[Dataset entries]
** Start **
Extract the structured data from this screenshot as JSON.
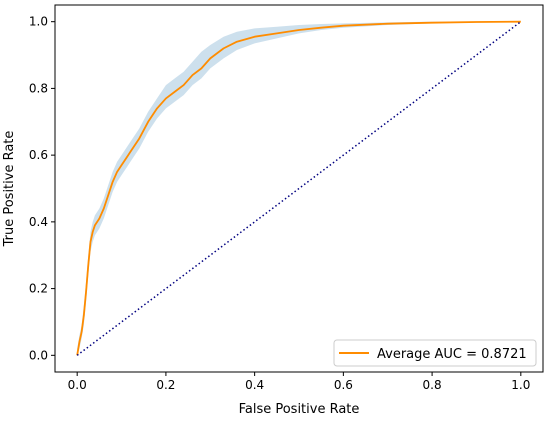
{
  "chart_data": {
    "type": "line",
    "title": "",
    "xlabel": "False Positive Rate",
    "ylabel": "True Positive Rate",
    "xlim": [
      -0.05,
      1.05
    ],
    "ylim": [
      -0.05,
      1.05
    ],
    "xticks": [
      0.0,
      0.2,
      0.4,
      0.6,
      0.8,
      1.0
    ],
    "yticks": [
      0.0,
      0.2,
      0.4,
      0.6,
      0.8,
      1.0
    ],
    "xtick_labels": [
      "0.0",
      "0.2",
      "0.4",
      "0.6",
      "0.8",
      "1.0"
    ],
    "ytick_labels": [
      "0.0",
      "0.2",
      "0.4",
      "0.6",
      "0.8",
      "1.0"
    ],
    "grid": false,
    "legend_position": "lower-right",
    "series": [
      {
        "name": "Average AUC = 0.8721",
        "color": "#ff8c00",
        "style": "solid",
        "x": [
          0.0,
          0.005,
          0.01,
          0.015,
          0.02,
          0.025,
          0.03,
          0.035,
          0.04,
          0.05,
          0.06,
          0.07,
          0.08,
          0.09,
          0.1,
          0.12,
          0.14,
          0.16,
          0.18,
          0.2,
          0.22,
          0.24,
          0.26,
          0.28,
          0.3,
          0.33,
          0.36,
          0.4,
          0.45,
          0.5,
          0.55,
          0.6,
          0.7,
          0.8,
          0.9,
          1.0
        ],
        "y": [
          0.0,
          0.04,
          0.07,
          0.12,
          0.19,
          0.27,
          0.34,
          0.37,
          0.39,
          0.41,
          0.44,
          0.48,
          0.52,
          0.55,
          0.57,
          0.61,
          0.65,
          0.7,
          0.74,
          0.77,
          0.79,
          0.81,
          0.84,
          0.86,
          0.89,
          0.92,
          0.94,
          0.955,
          0.965,
          0.975,
          0.982,
          0.988,
          0.994,
          0.997,
          0.999,
          1.0
        ],
        "band_upper": [
          0.02,
          0.06,
          0.09,
          0.15,
          0.22,
          0.3,
          0.37,
          0.4,
          0.42,
          0.44,
          0.47,
          0.51,
          0.55,
          0.58,
          0.6,
          0.64,
          0.68,
          0.73,
          0.77,
          0.81,
          0.83,
          0.85,
          0.88,
          0.91,
          0.93,
          0.955,
          0.97,
          0.98,
          0.985,
          0.99,
          0.993,
          0.995,
          0.998,
          1.0,
          1.0,
          1.0
        ],
        "band_lower": [
          0.0,
          0.02,
          0.05,
          0.09,
          0.16,
          0.24,
          0.31,
          0.34,
          0.36,
          0.38,
          0.41,
          0.45,
          0.49,
          0.52,
          0.54,
          0.58,
          0.62,
          0.67,
          0.71,
          0.74,
          0.76,
          0.78,
          0.81,
          0.83,
          0.86,
          0.89,
          0.915,
          0.935,
          0.95,
          0.965,
          0.975,
          0.982,
          0.99,
          0.995,
          0.998,
          1.0
        ],
        "band_color": "#b8d3e6"
      },
      {
        "name": "",
        "color": "#000080",
        "style": "dotted",
        "x": [
          0.0,
          1.0
        ],
        "y": [
          0.0,
          1.0
        ]
      }
    ]
  }
}
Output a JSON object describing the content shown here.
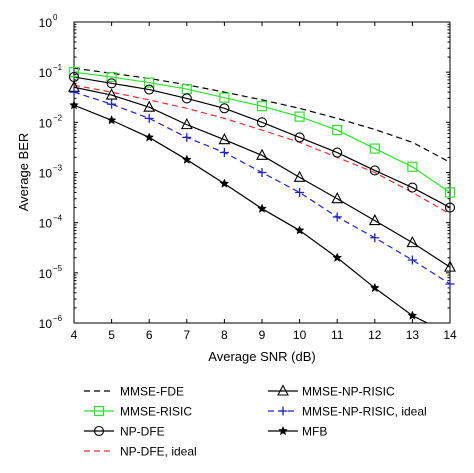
{
  "chart_data": {
    "type": "line",
    "xlabel": "Average SNR (dB)",
    "ylabel": "Average BER",
    "xlim": [
      4,
      14
    ],
    "ylim": [
      1e-06,
      1
    ],
    "yscale": "log",
    "grid": false,
    "legend_position": "bottom",
    "x_ticks": [
      "4",
      "5",
      "6",
      "7",
      "8",
      "9",
      "10",
      "11",
      "12",
      "13",
      "14"
    ],
    "y_ticks": [
      {
        "value": 1,
        "base": "10",
        "exp": "0"
      },
      {
        "value": 0.1,
        "base": "10",
        "exp": "−1"
      },
      {
        "value": 0.01,
        "base": "10",
        "exp": "−2"
      },
      {
        "value": 0.001,
        "base": "10",
        "exp": "−3"
      },
      {
        "value": 0.0001,
        "base": "10",
        "exp": "−4"
      },
      {
        "value": 1e-05,
        "base": "10",
        "exp": "−5"
      },
      {
        "value": 1e-06,
        "base": "10",
        "exp": "−6"
      }
    ],
    "x": [
      4,
      5,
      6,
      7,
      8,
      9,
      10,
      11,
      12,
      13,
      14
    ],
    "series": [
      {
        "name": "MMSE-FDE",
        "color": "#000000",
        "dash": "6,4",
        "marker": "none",
        "values": [
          0.12,
          0.095,
          0.075,
          0.056,
          0.04,
          0.028,
          0.019,
          0.012,
          0.0072,
          0.004,
          0.0016
        ]
      },
      {
        "name": "MMSE-RISIC",
        "color": "#33dd33",
        "dash": "",
        "marker": "square",
        "values": [
          0.1,
          0.08,
          0.062,
          0.046,
          0.031,
          0.021,
          0.013,
          0.007,
          0.003,
          0.0013,
          0.0004
        ]
      },
      {
        "name": "NP-DFE",
        "color": "#000000",
        "dash": "",
        "marker": "circle",
        "values": [
          0.08,
          0.06,
          0.045,
          0.03,
          0.019,
          0.01,
          0.005,
          0.0025,
          0.0011,
          0.0005,
          0.0002
        ]
      },
      {
        "name": "NP-DFE, ideal",
        "color": "#dd3333",
        "dash": "6,4",
        "marker": "none",
        "values": [
          0.055,
          0.04,
          0.028,
          0.019,
          0.012,
          0.007,
          0.004,
          0.002,
          0.001,
          0.0004,
          0.00015
        ]
      },
      {
        "name": "MMSE-NP-RISIC",
        "color": "#000000",
        "dash": "",
        "marker": "triangle",
        "values": [
          0.05,
          0.035,
          0.02,
          0.009,
          0.0045,
          0.0022,
          0.0008,
          0.0003,
          0.00011,
          4e-05,
          1.3e-05
        ]
      },
      {
        "name": "MMSE-NP-RISIC, ideal",
        "color": "#2222bb",
        "dash": "6,4",
        "marker": "plus",
        "values": [
          0.04,
          0.023,
          0.012,
          0.005,
          0.0025,
          0.001,
          0.0004,
          0.00013,
          5e-05,
          1.8e-05,
          6e-06
        ]
      },
      {
        "name": "MFB",
        "color": "#000000",
        "dash": "",
        "marker": "star",
        "values": [
          0.022,
          0.011,
          0.005,
          0.0018,
          0.0006,
          0.00019,
          7e-05,
          2e-05,
          5e-06,
          1.4e-06,
          6e-07
        ]
      }
    ]
  }
}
** End **
> Set task
Show each line of the data that contains the string "Positive".

> Exercise response
    "xlabel": "False Positive Rate",
    "ylabel": "True Positive Rate",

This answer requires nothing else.